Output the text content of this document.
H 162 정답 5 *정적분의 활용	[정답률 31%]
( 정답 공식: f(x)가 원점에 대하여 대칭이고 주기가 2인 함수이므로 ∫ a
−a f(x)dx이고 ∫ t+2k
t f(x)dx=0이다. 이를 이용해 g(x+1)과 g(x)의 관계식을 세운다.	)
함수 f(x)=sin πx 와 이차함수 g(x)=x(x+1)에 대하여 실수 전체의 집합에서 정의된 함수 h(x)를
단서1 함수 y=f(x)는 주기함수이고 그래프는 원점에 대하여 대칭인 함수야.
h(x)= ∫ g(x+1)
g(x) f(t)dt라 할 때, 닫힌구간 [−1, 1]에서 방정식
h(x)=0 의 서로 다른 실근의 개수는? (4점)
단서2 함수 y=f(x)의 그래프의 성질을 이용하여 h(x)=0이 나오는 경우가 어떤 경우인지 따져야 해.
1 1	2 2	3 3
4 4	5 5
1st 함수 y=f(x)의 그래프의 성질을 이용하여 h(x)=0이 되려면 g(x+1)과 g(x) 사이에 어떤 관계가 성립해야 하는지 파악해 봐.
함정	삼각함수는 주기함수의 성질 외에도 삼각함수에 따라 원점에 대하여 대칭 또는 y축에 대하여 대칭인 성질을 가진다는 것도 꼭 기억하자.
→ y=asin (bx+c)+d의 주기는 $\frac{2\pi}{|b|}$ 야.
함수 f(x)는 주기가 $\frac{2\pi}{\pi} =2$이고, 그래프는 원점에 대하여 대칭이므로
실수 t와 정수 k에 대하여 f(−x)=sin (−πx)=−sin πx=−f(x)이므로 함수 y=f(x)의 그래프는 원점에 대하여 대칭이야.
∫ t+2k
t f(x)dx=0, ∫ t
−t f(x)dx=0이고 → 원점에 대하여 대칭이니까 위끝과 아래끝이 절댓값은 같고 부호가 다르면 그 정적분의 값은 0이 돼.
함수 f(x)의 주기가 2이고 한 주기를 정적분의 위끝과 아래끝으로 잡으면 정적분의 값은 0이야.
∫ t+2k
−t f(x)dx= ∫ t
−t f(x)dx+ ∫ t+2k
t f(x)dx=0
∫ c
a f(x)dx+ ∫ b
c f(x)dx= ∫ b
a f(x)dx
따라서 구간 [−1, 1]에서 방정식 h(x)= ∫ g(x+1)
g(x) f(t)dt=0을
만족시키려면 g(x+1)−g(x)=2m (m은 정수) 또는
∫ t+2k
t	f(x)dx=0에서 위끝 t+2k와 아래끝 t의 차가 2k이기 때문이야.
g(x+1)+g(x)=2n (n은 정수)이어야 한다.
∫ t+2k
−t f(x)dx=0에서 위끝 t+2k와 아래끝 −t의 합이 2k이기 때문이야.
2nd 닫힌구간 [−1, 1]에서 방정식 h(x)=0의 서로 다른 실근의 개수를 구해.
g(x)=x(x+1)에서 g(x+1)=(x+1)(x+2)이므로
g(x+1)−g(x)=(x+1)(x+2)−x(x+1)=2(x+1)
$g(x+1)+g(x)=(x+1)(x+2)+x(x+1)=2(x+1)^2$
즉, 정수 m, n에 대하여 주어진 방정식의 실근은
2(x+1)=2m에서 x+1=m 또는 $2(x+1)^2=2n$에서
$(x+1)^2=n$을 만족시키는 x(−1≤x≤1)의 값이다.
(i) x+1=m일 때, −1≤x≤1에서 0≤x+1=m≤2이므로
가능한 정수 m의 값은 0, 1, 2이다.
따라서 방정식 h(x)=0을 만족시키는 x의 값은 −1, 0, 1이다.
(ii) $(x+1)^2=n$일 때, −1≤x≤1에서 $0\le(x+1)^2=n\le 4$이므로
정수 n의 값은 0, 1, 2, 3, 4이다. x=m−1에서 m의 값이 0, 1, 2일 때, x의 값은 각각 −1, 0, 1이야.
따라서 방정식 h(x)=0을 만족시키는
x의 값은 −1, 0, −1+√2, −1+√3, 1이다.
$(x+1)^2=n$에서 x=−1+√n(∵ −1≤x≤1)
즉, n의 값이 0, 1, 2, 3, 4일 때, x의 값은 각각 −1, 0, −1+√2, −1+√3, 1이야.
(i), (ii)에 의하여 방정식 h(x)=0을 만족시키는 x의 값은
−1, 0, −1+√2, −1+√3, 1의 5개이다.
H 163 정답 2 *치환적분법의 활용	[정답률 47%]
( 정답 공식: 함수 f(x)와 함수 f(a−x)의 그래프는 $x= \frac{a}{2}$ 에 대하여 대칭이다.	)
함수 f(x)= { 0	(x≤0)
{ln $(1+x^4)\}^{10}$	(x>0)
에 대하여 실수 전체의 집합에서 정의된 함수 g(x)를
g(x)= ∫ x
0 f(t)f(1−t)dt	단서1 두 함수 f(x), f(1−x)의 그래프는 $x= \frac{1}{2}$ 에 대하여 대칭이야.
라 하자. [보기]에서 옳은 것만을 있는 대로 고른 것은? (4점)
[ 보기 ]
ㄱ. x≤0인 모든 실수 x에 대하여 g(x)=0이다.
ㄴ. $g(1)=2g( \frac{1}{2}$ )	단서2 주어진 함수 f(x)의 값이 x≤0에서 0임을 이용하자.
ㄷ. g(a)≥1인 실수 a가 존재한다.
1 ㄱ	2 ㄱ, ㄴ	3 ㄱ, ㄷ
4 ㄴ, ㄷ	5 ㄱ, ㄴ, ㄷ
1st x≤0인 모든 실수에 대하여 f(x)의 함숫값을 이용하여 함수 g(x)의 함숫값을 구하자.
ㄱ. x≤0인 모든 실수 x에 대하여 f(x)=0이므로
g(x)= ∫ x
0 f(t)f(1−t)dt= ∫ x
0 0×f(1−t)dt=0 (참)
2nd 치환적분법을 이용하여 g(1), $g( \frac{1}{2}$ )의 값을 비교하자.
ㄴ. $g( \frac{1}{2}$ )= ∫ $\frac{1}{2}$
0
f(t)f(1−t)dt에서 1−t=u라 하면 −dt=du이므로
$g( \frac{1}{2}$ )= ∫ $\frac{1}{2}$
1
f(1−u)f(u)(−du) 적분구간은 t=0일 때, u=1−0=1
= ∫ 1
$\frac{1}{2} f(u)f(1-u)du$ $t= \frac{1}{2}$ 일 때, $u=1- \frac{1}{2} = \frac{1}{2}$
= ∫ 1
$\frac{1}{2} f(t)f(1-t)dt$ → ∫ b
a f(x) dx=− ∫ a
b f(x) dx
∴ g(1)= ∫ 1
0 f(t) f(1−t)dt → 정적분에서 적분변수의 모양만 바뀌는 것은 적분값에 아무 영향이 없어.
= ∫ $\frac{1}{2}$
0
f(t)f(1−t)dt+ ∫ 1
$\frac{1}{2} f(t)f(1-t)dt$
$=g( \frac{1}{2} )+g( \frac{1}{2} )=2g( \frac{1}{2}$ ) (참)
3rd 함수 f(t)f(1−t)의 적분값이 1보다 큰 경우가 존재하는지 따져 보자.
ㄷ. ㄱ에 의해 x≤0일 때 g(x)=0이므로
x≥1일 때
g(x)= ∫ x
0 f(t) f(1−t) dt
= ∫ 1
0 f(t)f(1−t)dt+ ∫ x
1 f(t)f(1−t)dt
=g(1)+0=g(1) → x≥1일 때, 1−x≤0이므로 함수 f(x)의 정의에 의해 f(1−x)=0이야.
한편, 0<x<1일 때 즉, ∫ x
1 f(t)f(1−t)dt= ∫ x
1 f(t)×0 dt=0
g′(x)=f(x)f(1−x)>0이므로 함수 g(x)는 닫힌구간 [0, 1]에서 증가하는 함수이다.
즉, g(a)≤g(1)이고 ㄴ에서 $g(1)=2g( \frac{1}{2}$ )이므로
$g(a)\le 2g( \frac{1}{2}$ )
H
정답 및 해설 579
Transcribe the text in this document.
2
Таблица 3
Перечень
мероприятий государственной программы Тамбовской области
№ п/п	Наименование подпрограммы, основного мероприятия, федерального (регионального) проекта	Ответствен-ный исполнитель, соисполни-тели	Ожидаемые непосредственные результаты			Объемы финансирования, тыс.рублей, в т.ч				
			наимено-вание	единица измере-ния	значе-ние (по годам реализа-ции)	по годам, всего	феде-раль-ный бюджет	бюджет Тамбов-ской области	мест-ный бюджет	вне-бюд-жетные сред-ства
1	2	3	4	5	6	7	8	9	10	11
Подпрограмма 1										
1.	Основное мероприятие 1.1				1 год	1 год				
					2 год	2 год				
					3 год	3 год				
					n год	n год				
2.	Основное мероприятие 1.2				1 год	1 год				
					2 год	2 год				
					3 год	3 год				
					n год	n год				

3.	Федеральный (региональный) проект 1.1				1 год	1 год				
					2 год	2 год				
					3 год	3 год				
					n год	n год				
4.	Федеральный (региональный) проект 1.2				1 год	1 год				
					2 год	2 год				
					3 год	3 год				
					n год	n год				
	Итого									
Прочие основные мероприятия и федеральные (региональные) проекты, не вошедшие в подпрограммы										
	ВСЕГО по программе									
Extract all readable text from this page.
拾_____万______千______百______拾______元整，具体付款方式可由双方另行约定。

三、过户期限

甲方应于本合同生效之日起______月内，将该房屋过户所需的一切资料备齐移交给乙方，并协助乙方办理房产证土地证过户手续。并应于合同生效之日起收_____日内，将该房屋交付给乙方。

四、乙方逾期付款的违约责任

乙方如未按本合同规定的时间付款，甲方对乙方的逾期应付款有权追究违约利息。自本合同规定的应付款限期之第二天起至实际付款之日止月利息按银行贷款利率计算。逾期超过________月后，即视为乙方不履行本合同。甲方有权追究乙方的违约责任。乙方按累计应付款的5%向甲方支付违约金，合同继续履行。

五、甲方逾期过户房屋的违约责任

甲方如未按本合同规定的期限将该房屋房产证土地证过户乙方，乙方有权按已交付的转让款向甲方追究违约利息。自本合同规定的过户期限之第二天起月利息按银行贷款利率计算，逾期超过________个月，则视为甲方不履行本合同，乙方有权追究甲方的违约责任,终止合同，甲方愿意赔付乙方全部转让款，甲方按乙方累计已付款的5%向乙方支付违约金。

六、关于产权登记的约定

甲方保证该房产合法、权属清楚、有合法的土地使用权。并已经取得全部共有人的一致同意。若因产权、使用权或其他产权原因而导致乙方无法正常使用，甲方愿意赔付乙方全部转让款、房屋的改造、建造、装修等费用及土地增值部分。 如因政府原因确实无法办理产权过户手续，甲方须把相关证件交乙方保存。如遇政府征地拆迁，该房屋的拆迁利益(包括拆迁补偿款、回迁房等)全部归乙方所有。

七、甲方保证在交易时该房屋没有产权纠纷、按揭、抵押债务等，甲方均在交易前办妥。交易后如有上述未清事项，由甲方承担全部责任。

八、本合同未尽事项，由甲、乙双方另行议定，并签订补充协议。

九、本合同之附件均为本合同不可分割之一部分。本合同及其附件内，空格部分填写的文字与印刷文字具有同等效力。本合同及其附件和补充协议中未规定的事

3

####################

## WHAT YOU NEED TO DO
Write out again, exactly, the lines from the one holding "Extract all readable text from this page." through the end of the listing, with both ends included.

## RESULT BELOW
Extract all readable text from this page.
拾_____万______千______百______拾______元整，具体付款方式可由双方另行约定。

三、过户期限

甲方应于本合同生效之日起______月内，将该房屋过户所需的一切资料备齐移交给乙方，并协助乙方办理房产证土地证过户手续。并应于合同生效之日起收_____日内，将该房屋交付给乙方。

四、乙方逾期付款的违约责任

乙方如未按本合同规定的时间付款，甲方对乙方的逾期应付款有权追究违约利息。自本合同规定的应付款限期之第二天起至实际付款之日止月利息按银行贷款利率计算。逾期超过________月后，即视为乙方不履行本合同。甲方有权追究乙方的违约责任。乙方按累计应付款的5%向甲方支付违约金，合同继续履行。

五、甲方逾期过户房屋的违约责任

甲方如未按本合同规定的期限将该房屋房产证土地证过户乙方，乙方有权按已交付的转让款向甲方追究违约利息。自本合同规定的过户期限之第二天起月利息按银行贷款利率计算，逾期超过________个月，则视为甲方不履行本合同，乙方有权追究甲方的违约责任,终止合同，甲方愿意赔付乙方全部转让款，甲方按乙方累计已付款的5%向乙方支付违约金。

六、关于产权登记的约定

甲方保证该房产合法、权属清楚、有合法的土地使用权。并已经取得全部共有人的一致同意。若因产权、使用权或其他产权原因而导致乙方无法正常使用，甲方愿意赔付乙方全部转让款、房屋的改造、建造、装修等费用及土地增值部分。 如因政府原因确实无法办理产权过户手续，甲方须把相关证件交乙方保存。如遇政府征地拆迁，该房屋的拆迁利益(包括拆迁补偿款、回迁房等)全部归乙方所有。

七、甲方保证在交易时该房屋没有产权纠纷、按揭、抵押债务等，甲方均在交易前办妥。交易后如有上述未清事项，由甲方承担全部责任。

八、本合同未尽事项，由甲、乙双方另行议定，并签订补充协议。

九、本合同之附件均为本合同不可分割之一部分。本合同及其附件内，空格部分填写的文字与印刷文字具有同等效力。本合同及其附件和补充协议中未规定的事

3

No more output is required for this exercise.